Requirements —
Print the whole listing exactly.

--------------------------------

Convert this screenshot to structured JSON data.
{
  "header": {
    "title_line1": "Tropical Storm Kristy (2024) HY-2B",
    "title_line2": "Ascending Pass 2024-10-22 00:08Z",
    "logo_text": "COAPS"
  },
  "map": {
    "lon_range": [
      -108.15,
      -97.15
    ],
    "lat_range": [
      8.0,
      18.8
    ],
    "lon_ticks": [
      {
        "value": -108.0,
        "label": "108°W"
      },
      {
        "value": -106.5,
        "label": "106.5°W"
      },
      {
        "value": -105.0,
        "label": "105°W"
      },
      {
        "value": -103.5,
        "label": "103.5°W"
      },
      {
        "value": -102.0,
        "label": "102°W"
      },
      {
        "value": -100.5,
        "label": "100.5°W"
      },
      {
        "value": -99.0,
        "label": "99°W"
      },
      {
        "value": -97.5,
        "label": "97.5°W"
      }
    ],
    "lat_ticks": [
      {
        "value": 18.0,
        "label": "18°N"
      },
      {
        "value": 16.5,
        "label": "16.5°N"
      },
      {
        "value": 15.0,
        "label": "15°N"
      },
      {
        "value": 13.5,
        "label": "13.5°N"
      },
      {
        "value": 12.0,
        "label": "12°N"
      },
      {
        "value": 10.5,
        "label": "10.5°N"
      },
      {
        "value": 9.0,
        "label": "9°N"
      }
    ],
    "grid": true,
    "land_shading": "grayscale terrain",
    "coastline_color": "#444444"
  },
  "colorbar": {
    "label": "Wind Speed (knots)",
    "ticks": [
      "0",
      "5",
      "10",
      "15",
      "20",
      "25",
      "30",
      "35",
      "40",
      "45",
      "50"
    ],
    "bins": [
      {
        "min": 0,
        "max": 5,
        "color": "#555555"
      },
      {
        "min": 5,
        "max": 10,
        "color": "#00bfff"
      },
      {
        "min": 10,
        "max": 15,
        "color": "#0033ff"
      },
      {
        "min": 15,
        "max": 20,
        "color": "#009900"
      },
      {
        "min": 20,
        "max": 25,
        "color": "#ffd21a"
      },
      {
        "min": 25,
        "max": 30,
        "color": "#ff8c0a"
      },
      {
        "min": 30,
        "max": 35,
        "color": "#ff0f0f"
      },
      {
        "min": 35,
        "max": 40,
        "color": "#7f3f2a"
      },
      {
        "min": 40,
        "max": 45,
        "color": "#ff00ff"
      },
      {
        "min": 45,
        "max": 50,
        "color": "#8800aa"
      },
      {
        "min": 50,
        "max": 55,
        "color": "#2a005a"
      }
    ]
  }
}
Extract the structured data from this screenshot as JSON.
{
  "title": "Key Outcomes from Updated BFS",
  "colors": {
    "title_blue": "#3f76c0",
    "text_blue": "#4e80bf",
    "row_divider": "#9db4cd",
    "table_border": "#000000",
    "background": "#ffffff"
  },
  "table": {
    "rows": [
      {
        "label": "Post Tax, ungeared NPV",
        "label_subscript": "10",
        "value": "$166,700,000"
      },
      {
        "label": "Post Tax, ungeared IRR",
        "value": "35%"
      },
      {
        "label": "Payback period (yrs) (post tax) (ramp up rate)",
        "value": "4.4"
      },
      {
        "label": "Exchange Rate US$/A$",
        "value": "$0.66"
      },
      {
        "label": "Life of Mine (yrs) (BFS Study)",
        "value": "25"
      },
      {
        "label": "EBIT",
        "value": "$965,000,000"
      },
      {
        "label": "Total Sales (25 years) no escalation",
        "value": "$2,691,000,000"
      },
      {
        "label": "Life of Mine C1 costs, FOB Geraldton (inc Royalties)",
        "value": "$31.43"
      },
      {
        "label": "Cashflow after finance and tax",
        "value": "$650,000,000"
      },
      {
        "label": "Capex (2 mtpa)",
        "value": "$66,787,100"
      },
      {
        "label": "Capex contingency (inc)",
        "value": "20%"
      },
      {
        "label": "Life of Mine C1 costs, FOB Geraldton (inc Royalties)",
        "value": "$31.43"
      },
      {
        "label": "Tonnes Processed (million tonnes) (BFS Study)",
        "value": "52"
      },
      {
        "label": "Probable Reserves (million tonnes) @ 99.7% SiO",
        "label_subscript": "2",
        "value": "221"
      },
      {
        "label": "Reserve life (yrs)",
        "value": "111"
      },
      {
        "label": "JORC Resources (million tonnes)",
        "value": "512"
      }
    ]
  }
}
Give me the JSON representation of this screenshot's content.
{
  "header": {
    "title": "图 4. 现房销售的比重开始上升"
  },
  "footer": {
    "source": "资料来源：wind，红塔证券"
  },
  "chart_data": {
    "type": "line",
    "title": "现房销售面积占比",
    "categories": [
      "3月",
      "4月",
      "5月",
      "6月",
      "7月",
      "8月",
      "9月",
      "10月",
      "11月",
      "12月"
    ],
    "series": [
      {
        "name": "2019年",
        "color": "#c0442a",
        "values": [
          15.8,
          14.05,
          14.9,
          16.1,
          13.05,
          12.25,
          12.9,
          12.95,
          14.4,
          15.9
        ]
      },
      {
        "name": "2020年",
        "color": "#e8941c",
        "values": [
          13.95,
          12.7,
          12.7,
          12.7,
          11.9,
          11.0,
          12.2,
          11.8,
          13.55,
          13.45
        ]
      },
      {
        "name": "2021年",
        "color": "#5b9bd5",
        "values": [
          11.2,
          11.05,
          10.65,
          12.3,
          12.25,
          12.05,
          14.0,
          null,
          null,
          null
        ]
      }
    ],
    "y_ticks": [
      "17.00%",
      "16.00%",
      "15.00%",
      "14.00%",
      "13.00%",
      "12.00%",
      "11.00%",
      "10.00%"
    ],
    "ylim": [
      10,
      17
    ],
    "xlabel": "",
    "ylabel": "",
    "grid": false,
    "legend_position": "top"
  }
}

--------------------------------

Task result —
Convert this screenshot to structured JSON data.
{
  "header": {
    "title_line1": "Tropical Storm Kristy (2024) HY-2B",
    "title_line2": "Ascending Pass 2024-10-22 00:08Z",
    "logo_text": "COAPS"
  },
  "map": {
    "lon_range": [
      -108.15,
      -97.15
    ],
    "lat_range": [
      8.0,
      18.8
    ],
    "lon_ticks": [
      {
        "value": -108.0,
        "label": "108°W"
      },
      {
        "value": -106.5,
        "label": "106.5°W"
      },
      {
        "value": -105.0,
        "label": "105°W"
      },
      {
        "value": -103.5,
        "label": "103.5°W"
      },
      {
        "value": -102.0,
        "label": "102°W"
      },
      {
        "value": -100.5,
        "label": "100.5°W"
      },
      {
        "value": -99.0,
        "label": "99°W"
      },
      {
        "value": -97.5,
        "label": "97.5°W"
      }
    ],
    "lat_ticks": [
      {
        "value": 18.0,
        "label": "18°N"
      },
      {
        "value": 16.5,
        "label": "16.5°N"
      },
      {
        "value": 15.0,
        "label": "15°N"
      },
      {
        "value": 13.5,
        "label": "13.5°N"
      },
      {
        "value": 12.0,
        "label": "12°N"
      },
      {
        "value": 10.5,
        "label": "10.5°N"
      },
      {
        "value": 9.0,
        "label": "9°N"
      }
    ],
    "grid": true,
    "land_shading": "grayscale terrain",
    "coastline_color": "#444444"
  },
  "colorbar": {
    "label": "Wind Speed (knots)",
    "ticks": [
      "0",
      "5",
      "10",
      "15",
      "20",
      "25",
      "30",
      "35",
      "40",
      "45",
      "50"
    ],
    "bins": [
      {
        "min": 0,
        "max": 5,
        "color": "#555555"
      },
      {
        "min": 5,
        "max": 10,
        "color": "#00bfff"
      },
      {
        "min": 10,
        "max": 15,
        "color": "#0033ff"
      },
      {
        "min": 15,
        "max": 20,
        "color": "#009900"
      },
      {
        "min": 20,
        "max": 25,
        "color": "#ffd21a"
      },
      {
        "min": 25,
        "max": 30,
        "color": "#ff8c0a"
      },
      {
        "min": 30,
        "max": 35,
        "color": "#ff0f0f"
      },
      {
        "min": 35,
        "max": 40,
        "color": "#7f3f2a"
      },
      {
        "min": 40,
        "max": 45,
        "color": "#ff00ff"
      },
      {
        "min": 45,
        "max": 50,
        "color": "#8800aa"
      },
      {
        "min": 50,
        "max": 55,
        "color": "#2a005a"
      }
    ]
  }
}
Extract the structured data from this screenshot as JSON.
{
  "title": "Key Outcomes from Updated BFS",
  "colors": {
    "title_blue": "#3f76c0",
    "text_blue": "#4e80bf",
    "row_divider": "#9db4cd",
    "table_border": "#000000",
    "background": "#ffffff"
  },
  "table": {
    "rows": [
      {
        "label": "Post Tax, ungeared NPV",
        "label_subscript": "10",
        "value": "$166,700,000"
      },
      {
        "label": "Post Tax, ungeared IRR",
        "value": "35%"
      },
      {
        "label": "Payback period (yrs) (post tax) (ramp up rate)",
        "value": "4.4"
      },
      {
        "label": "Exchange Rate US$/A$",
        "value": "$0.66"
      },
      {
        "label": "Life of Mine (yrs) (BFS Study)",
        "value": "25"
      },
      {
        "label": "EBIT",
        "value": "$965,000,000"
      },
      {
        "label": "Total Sales (25 years) no escalation",
        "value": "$2,691,000,000"
      },
      {
        "label": "Life of Mine C1 costs, FOB Geraldton (inc Royalties)",
        "value": "$31.43"
      },
      {
        "label": "Cashflow after finance and tax",
        "value": "$650,000,000"
      },
      {
        "label": "Capex (2 mtpa)",
        "value": "$66,787,100"
      },
      {
        "label": "Capex contingency (inc)",
        "value": "20%"
      },
      {
        "label": "Life of Mine C1 costs, FOB Geraldton (inc Royalties)",
        "value": "$31.43"
      },
      {
        "label": "Tonnes Processed (million tonnes) (BFS Study)",
        "value": "52"
      },
      {
        "label": "Probable Reserves (million tonnes) @ 99.7% SiO",
        "label_subscript": "2",
        "value": "221"
      },
      {
        "label": "Reserve life (yrs)",
        "value": "111"
      },
      {
        "label": "JORC Resources (million tonnes)",
        "value": "512"
      }
    ]
  }
}
Give me the JSON representation of this screenshot's content.
{
  "header": {
    "title": "图 4. 现房销售的比重开始上升"
  },
  "footer": {
    "source": "资料来源：wind，红塔证券"
  },
  "chart_data": {
    "type": "line",
    "title": "现房销售面积占比",
    "categories": [
      "3月",
      "4月",
      "5月",
      "6月",
      "7月",
      "8月",
      "9月",
      "10月",
      "11月",
      "12月"
    ],
    "series": [
      {
        "name": "2019年",
        "color": "#c0442a",
        "values": [
          15.8,
          14.05,
          14.9,
          16.1,
          13.05,
          12.25,
          12.9,
          12.95,
          14.4,
          15.9
        ]
      },
      {
        "name": "2020年",
        "color": "#e8941c",
        "values": [
          13.95,
          12.7,
          12.7,
          12.7,
          11.9,
          11.0,
          12.2,
          11.8,
          13.55,
          13.45
        ]
      },
      {
        "name": "2021年",
        "color": "#5b9bd5",
        "values": [
          11.2,
          11.05,
          10.65,
          12.3,
          12.25,
          12.05,
          14.0,
          null,
          null,
          null
        ]
      }
    ],
    "y_ticks": [
      "17.00%",
      "16.00%",
      "15.00%",
      "14.00%",
      "13.00%",
      "12.00%",
      "11.00%",
      "10.00%"
    ],
    "ylim": [
      10,
      17
    ],
    "xlabel": "",
    "ylabel": "",
    "grid": false,
    "legend_position": "top"
  }
}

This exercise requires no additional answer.